* What the task asks *
Write out all lines holding the word "является".

# start of Records provided

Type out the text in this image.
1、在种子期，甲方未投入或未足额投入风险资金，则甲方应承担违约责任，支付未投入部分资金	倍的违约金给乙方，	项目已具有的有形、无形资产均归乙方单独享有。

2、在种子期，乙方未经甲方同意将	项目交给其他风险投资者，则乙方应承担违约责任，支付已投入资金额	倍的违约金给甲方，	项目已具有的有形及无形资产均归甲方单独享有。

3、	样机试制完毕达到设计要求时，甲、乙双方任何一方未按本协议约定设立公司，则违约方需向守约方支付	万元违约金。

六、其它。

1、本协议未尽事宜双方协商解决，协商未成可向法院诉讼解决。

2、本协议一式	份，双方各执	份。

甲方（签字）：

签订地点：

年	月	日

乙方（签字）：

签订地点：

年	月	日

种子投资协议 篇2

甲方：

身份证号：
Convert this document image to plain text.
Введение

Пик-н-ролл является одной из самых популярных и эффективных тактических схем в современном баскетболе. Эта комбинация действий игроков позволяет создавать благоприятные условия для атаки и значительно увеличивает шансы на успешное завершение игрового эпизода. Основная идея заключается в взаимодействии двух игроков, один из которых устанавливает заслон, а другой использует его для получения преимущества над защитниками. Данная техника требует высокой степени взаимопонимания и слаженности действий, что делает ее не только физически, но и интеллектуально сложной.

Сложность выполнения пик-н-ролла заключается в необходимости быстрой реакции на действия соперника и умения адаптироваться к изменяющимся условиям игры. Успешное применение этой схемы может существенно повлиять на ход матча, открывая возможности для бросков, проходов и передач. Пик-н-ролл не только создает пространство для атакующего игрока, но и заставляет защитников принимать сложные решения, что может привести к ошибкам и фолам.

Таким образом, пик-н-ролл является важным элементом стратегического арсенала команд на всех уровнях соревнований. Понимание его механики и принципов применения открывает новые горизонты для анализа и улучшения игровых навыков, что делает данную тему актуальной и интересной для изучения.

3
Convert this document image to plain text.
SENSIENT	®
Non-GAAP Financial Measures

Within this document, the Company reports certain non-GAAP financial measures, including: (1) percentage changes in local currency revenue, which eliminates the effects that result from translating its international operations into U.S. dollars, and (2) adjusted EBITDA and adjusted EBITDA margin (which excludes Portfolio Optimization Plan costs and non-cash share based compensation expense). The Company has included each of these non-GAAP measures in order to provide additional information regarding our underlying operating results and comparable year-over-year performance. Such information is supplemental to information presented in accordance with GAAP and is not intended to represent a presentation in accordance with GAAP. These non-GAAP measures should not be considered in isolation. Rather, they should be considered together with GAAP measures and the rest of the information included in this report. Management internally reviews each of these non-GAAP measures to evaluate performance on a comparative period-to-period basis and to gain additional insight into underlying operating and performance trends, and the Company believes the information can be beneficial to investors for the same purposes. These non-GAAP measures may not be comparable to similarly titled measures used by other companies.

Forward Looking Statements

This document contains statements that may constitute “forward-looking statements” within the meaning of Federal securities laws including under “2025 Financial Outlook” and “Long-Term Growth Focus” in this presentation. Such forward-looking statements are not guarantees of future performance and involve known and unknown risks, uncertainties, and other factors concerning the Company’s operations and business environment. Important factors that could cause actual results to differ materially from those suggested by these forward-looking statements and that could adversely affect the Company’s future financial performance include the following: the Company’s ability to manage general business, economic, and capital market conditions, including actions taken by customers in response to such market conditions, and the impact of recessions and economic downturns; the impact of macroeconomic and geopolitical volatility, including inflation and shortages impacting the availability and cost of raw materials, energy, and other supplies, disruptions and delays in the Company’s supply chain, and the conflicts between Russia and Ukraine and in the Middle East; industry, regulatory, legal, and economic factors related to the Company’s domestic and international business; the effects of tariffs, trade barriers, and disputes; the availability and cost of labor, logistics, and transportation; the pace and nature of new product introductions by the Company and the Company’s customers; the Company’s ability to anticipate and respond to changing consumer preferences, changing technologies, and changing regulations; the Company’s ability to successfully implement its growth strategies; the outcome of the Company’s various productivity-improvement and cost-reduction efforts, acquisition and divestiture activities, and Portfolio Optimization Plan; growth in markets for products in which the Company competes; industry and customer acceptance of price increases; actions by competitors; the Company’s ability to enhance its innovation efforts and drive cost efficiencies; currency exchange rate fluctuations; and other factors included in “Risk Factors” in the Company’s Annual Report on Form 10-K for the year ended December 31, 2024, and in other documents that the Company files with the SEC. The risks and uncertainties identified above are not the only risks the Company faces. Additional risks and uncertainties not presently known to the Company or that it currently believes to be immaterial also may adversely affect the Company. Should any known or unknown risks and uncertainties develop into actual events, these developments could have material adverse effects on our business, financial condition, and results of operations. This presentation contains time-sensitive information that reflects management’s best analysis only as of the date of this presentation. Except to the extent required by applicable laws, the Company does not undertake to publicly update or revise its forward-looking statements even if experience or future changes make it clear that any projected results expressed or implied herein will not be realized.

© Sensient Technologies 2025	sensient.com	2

# end of Records provided

* Written response *
Пик-н-ролл является одной из самых популярных и эффективных тактических схем в современном баскетболе. Эта комбинация действий игроков позволяет создавать благоприятные условия для атаки и значительно увеличивает шансы на успешное завершение игрового эпизода. Основная идея заключается в взаимодействии двух игроков, один из которых устанавливает заслон, а другой использует его для получения преимущества над защитниками. Данная техника требует высокой степени взаимопонимания и слаженности действий, что делает ее не только физически, но и интеллектуально сложной.
Таким образом, пик-н-ролл является важным элементом стратегического арсенала команд на всех уровнях соревнований. Понимание его механики и принципов применения открывает новые горизонты для анализа и улучшения игровых навыков, что делает данную тему актуальной и интересной для изучения.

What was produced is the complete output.